▶ **Given exercise**: Every entry that follows should be repeated exactly; drop the images.

# # # # # # #

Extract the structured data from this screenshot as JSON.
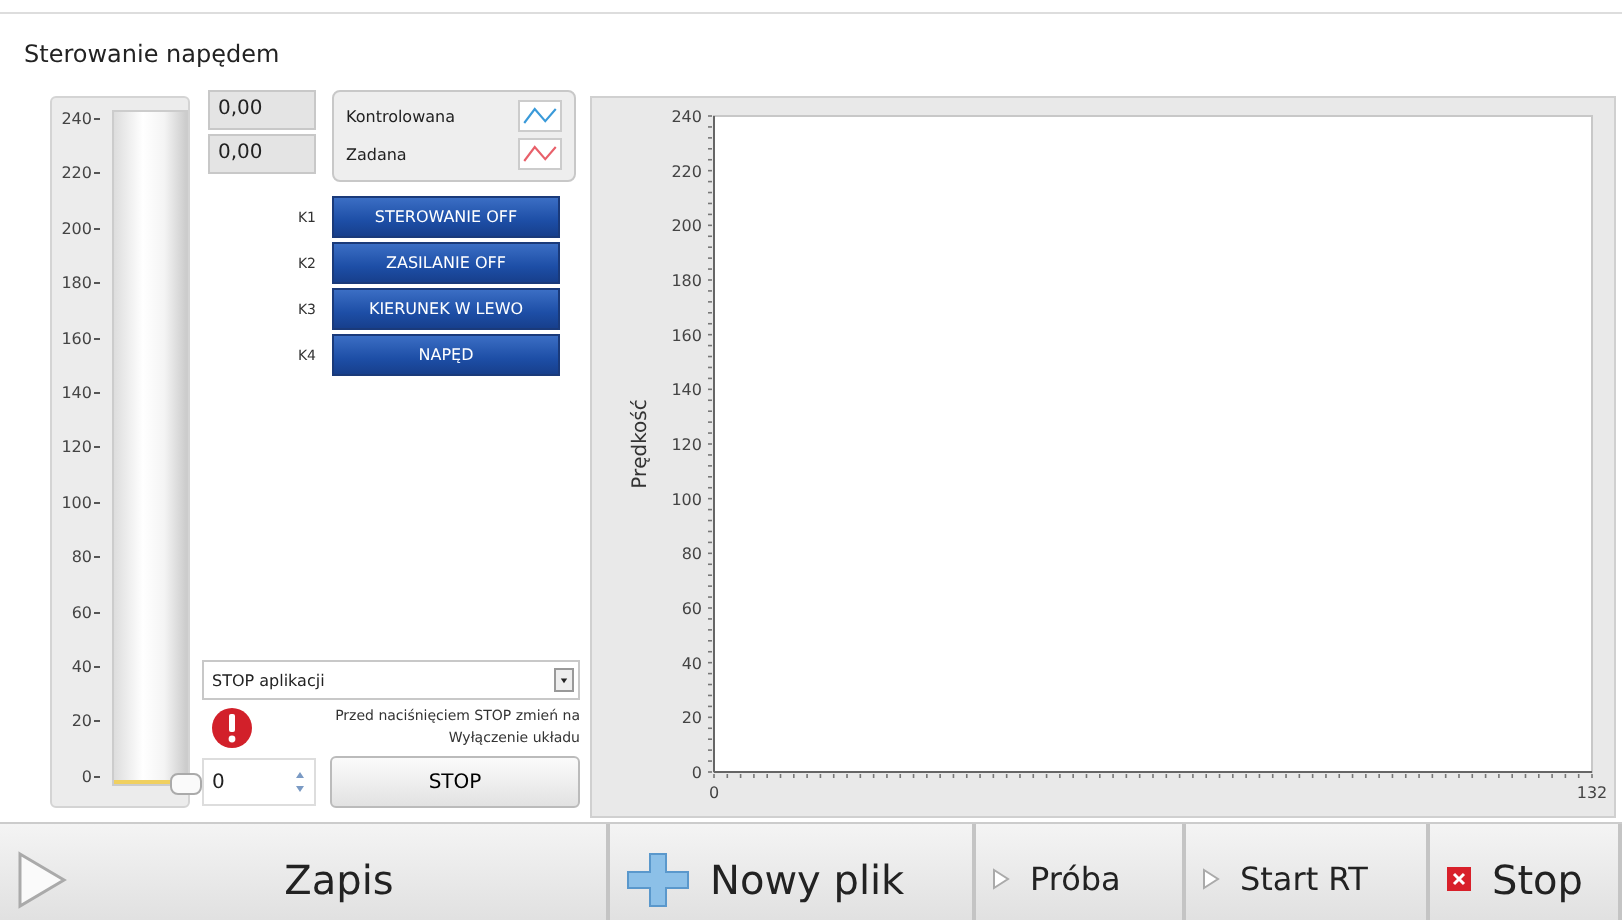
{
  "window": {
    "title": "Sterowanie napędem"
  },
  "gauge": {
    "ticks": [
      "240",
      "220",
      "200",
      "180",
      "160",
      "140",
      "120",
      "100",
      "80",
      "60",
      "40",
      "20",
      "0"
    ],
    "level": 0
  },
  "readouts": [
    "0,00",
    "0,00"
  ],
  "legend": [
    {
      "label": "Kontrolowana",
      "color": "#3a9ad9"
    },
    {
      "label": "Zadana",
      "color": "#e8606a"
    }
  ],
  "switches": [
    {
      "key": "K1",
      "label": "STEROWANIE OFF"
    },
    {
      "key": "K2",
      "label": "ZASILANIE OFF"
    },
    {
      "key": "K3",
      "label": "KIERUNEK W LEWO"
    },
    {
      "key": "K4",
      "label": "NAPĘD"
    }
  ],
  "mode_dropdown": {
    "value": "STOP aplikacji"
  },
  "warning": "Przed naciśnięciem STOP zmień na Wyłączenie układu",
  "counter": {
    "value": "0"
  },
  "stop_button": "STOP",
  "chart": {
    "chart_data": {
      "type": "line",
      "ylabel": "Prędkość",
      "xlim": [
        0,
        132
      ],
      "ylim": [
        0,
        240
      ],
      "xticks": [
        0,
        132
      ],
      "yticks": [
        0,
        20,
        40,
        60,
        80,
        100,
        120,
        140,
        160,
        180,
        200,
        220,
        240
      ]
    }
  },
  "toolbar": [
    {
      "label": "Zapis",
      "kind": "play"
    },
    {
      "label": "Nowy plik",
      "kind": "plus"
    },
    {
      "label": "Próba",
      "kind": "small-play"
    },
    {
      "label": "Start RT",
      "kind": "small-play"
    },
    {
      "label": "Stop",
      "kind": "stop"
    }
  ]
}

# # # # # # #

▶ **Solution below**:
Extract the structured data from this screenshot as JSON.
{
  "window": {
    "title": "Sterowanie napędem"
  },
  "gauge": {
    "ticks": [
      "240",
      "220",
      "200",
      "180",
      "160",
      "140",
      "120",
      "100",
      "80",
      "60",
      "40",
      "20",
      "0"
    ],
    "level": 0
  },
  "readouts": [
    "0,00",
    "0,00"
  ],
  "legend": [
    {
      "label": "Kontrolowana",
      "color": "#3a9ad9"
    },
    {
      "label": "Zadana",
      "color": "#e8606a"
    }
  ],
  "switches": [
    {
      "key": "K1",
      "label": "STEROWANIE OFF"
    },
    {
      "key": "K2",
      "label": "ZASILANIE OFF"
    },
    {
      "key": "K3",
      "label": "KIERUNEK W LEWO"
    },
    {
      "key": "K4",
      "label": "NAPĘD"
    }
  ],
  "mode_dropdown": {
    "value": "STOP aplikacji"
  },
  "warning": "Przed naciśnięciem STOP zmień na Wyłączenie układu",
  "counter": {
    "value": "0"
  },
  "stop_button": "STOP",
  "chart": {
    "chart_data": {
      "type": "line",
      "ylabel": "Prędkość",
      "xlim": [
        0,
        132
      ],
      "ylim": [
        0,
        240
      ],
      "xticks": [
        0,
        132
      ],
      "yticks": [
        0,
        20,
        40,
        60,
        80,
        100,
        120,
        140,
        160,
        180,
        200,
        220,
        240
      ]
    }
  },
  "toolbar": [
    {
      "label": "Zapis",
      "kind": "play"
    },
    {
      "label": "Nowy plik",
      "kind": "plus"
    },
    {
      "label": "Próba",
      "kind": "small-play"
    },
    {
      "label": "Start RT",
      "kind": "small-play"
    },
    {
      "label": "Stop",
      "kind": "stop"
    }
  ]
}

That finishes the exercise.